Exclude the pictures, then repeat the remaining data exactly.

◆ ◆ ◆ ◆ ◆ ◆ ◆

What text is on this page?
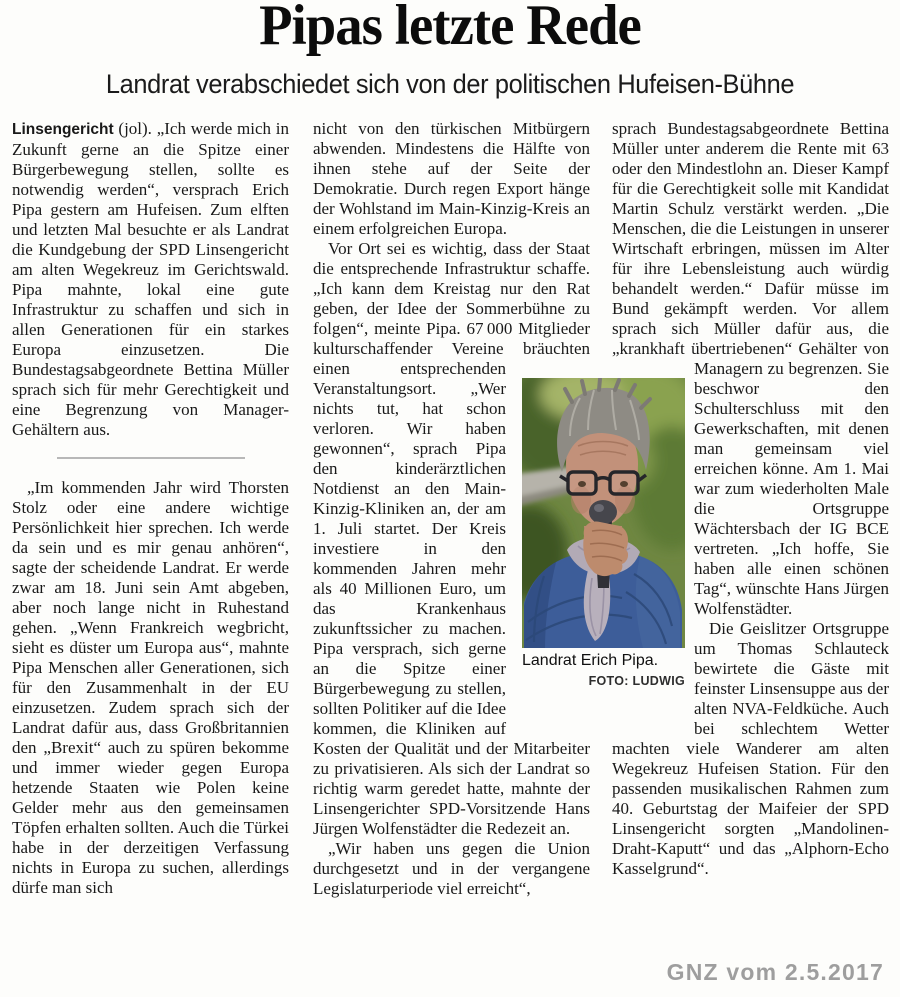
Pipas letzte Rede
Landrat verabschiedet sich von der politischen Hufeisen-Bühne

Linsengericht (jol). „Ich werde mich in Zukunft gerne an die Spitze einer Bürgerbewegung stellen, sollte es notwendig werden“, versprach Erich Pipa gestern am Hufeisen. Zum elften und letzten Mal besuchte er als Landrat die Kundgebung der SPD Linsengericht am alten Wegekreuz im Gerichtswald. Pipa mahnte, lokal eine gute Infrastruktur zu schaffen und sich in allen Generationen für ein starkes Europa einzusetzen. Die Bundestagsabgeordnete Bettina Müller sprach sich für mehr Gerechtigkeit und eine Begrenzung von Manager-Gehältern aus.

„Im kommenden Jahr wird Thorsten Stolz oder eine andere wichtige Persönlichkeit hier sprechen. Ich werde da sein und es mir genau anhören“, sagte der scheidende Landrat. Er werde zwar am 18. Juni sein Amt abgeben, aber noch lange nicht in Ruhestand gehen. „Wenn Frankreich wegbricht, sieht es düster um Europa aus“, mahnte Pipa Menschen aller Generationen, sich für den Zusammenhalt in der EU einzusetzen. Zudem sprach sich der Landrat dafür aus, dass Großbritannien den „Brexit“ auch zu spüren bekomme und immer wieder gegen Europa hetzende Staaten wie Polen keine Gelder mehr aus den gemeinsamen Töpfen erhalten sollten. Auch die Türkei habe in der derzeitigen Verfassung nichts in Europa zu suchen, allerdings dürfe man sich

nicht von den türkischen Mitbürgern abwenden. Mindestens die Hälfte von ihnen stehe auf der Seite der Demokratie. Durch regen Export hänge der Wohlstand im Main-Kinzig-Kreis an einem erfolgreichen Europa.

Vor Ort sei es wichtig, dass der Staat die entsprechende Infrastruktur schaffe. „Ich kann dem Kreistag nur den Rat geben, der Idee der Sommerbühne zu folgen“, meinte Pipa. 67 000 Mitglieder kulturschaffender Vereine bräuchten einen entsprechenden Veranstaltungsort. „Wer nichts tut, hat schon verloren. Wir haben gewonnen“, sprach Pipa den kinderärztlichen Notdienst an den Main-Kinzig-Kliniken an, der am 1. Juli startet. Der Kreis investiere in den kommenden Jahren mehr als 40 Millionen Euro, um das Krankenhaus zukunftssicher zu machen. Pipa versprach, sich gerne an die Spitze einer Bürgerbewegung zu stellen, sollten Politiker auf die Idee kommen, die Kliniken auf Kosten der Qualität und der Mitarbeiter zu privatisieren. Als sich der Landrat so richtig warm geredet hatte, mahnte der Linsengerichter SPD-Vorsitzende Hans Jürgen Wolfenstädter die Redezeit an.

„Wir haben uns gegen die Union durchgesetzt und in der vergangene Legislaturperiode viel erreicht“,

sprach Bundestagsabgeordnete Bettina Müller unter anderem die Rente mit 63 oder den Mindestlohn an. Dieser Kampf für die Gerechtigkeit solle mit Kandidat Martin Schulz verstärkt werden. „Die Menschen, die die Leistungen in unserer Wirtschaft erbringen, müssen im Alter für ihre Lebensleistung auch würdig behandelt werden.“ Dafür müsse im Bund gekämpft werden. Vor allem sprach sich Müller dafür aus, die „krankhaft übertriebenen“ Gehälter von Managern zu begrenzen. Sie beschwor den Schulterschluss mit den Gewerkschaften, mit denen man gemeinsam viel erreichen könne. Am 1. Mai war zum wiederholten Male die Ortsgruppe Wächtersbach der IG BCE vertreten. „Ich hoffe, Sie haben alle einen schönen Tag“, wünschte Hans Jürgen Wolfenstädter.

Die Geislitzer Ortsgruppe um Thomas Schlauteck bewirtete die Gäste mit feinster Linsensuppe aus der alten NVA-Feldküche. Auch bei schlechtem Wetter machten viele Wanderer am alten Wegekreuz Hufeisen Station. Für den passenden musikalischen Rahmen zum 40. Geburtstag der Maifeier der SPD Linsengericht sorgten „Mandolinen-Draht-Kaputt“ und das „Alphorn-Echo Kasselgrund“.

Landrat Erich Pipa.
FOTO: LUDWIG
GNZ vom 2.5.2017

◆ ◆ ◆ ◆ ◆ ◆ ◆

#### EXERCISE SOLUTION
What text is on this page?
Pipas letzte Rede
Landrat verabschiedet sich von der politischen Hufeisen-Bühne

Linsengericht (jol). „Ich werde mich in Zukunft gerne an die Spitze einer Bürgerbewegung stellen, sollte es notwendig werden“, versprach Erich Pipa gestern am Hufeisen. Zum elften und letzten Mal besuchte er als Landrat die Kundgebung der SPD Linsengericht am alten Wegekreuz im Gerichtswald. Pipa mahnte, lokal eine gute Infrastruktur zu schaffen und sich in allen Generationen für ein starkes Europa einzusetzen. Die Bundestagsabgeordnete Bettina Müller sprach sich für mehr Gerechtigkeit und eine Begrenzung von Manager-Gehältern aus.

„Im kommenden Jahr wird Thorsten Stolz oder eine andere wichtige Persönlichkeit hier sprechen. Ich werde da sein und es mir genau anhören“, sagte der scheidende Landrat. Er werde zwar am 18. Juni sein Amt abgeben, aber noch lange nicht in Ruhestand gehen. „Wenn Frankreich wegbricht, sieht es düster um Europa aus“, mahnte Pipa Menschen aller Generationen, sich für den Zusammenhalt in der EU einzusetzen. Zudem sprach sich der Landrat dafür aus, dass Großbritannien den „Brexit“ auch zu spüren bekomme und immer wieder gegen Europa hetzende Staaten wie Polen keine Gelder mehr aus den gemeinsamen Töpfen erhalten sollten. Auch die Türkei habe in der derzeitigen Verfassung nichts in Europa zu suchen, allerdings dürfe man sich

nicht von den türkischen Mitbürgern abwenden. Mindestens die Hälfte von ihnen stehe auf der Seite der Demokratie. Durch regen Export hänge der Wohlstand im Main-Kinzig-Kreis an einem erfolgreichen Europa.

Vor Ort sei es wichtig, dass der Staat die entsprechende Infrastruktur schaffe. „Ich kann dem Kreistag nur den Rat geben, der Idee der Sommerbühne zu folgen“, meinte Pipa. 67 000 Mitglieder kulturschaffender Vereine bräuchten einen entsprechenden Veranstaltungsort. „Wer nichts tut, hat schon verloren. Wir haben gewonnen“, sprach Pipa den kinderärztlichen Notdienst an den Main-Kinzig-Kliniken an, der am 1. Juli startet. Der Kreis investiere in den kommenden Jahren mehr als 40 Millionen Euro, um das Krankenhaus zukunftssicher zu machen. Pipa versprach, sich gerne an die Spitze einer Bürgerbewegung zu stellen, sollten Politiker auf die Idee kommen, die Kliniken auf Kosten der Qualität und der Mitarbeiter zu privatisieren. Als sich der Landrat so richtig warm geredet hatte, mahnte der Linsengerichter SPD-Vorsitzende Hans Jürgen Wolfenstädter die Redezeit an.

„Wir haben uns gegen die Union durchgesetzt und in der vergangene Legislaturperiode viel erreicht“,

sprach Bundestagsabgeordnete Bettina Müller unter anderem die Rente mit 63 oder den Mindestlohn an. Dieser Kampf für die Gerechtigkeit solle mit Kandidat Martin Schulz verstärkt werden. „Die Menschen, die die Leistungen in unserer Wirtschaft erbringen, müssen im Alter für ihre Lebensleistung auch würdig behandelt werden.“ Dafür müsse im Bund gekämpft werden. Vor allem sprach sich Müller dafür aus, die „krankhaft übertriebenen“ Gehälter von Managern zu begrenzen. Sie beschwor den Schulterschluss mit den Gewerkschaften, mit denen man gemeinsam viel erreichen könne. Am 1. Mai war zum wiederholten Male die Ortsgruppe Wächtersbach der IG BCE vertreten. „Ich hoffe, Sie haben alle einen schönen Tag“, wünschte Hans Jürgen Wolfenstädter.

Die Geislitzer Ortsgruppe um Thomas Schlauteck bewirtete die Gäste mit feinster Linsensuppe aus der alten NVA-Feldküche. Auch bei schlechtem Wetter machten viele Wanderer am alten Wegekreuz Hufeisen Station. Für den passenden musikalischen Rahmen zum 40. Geburtstag der Maifeier der SPD Linsengericht sorgten „Mandolinen-Draht-Kaputt“ und das „Alphorn-Echo Kasselgrund“.

Landrat Erich Pipa.
FOTO: LUDWIG
GNZ vom 2.5.2017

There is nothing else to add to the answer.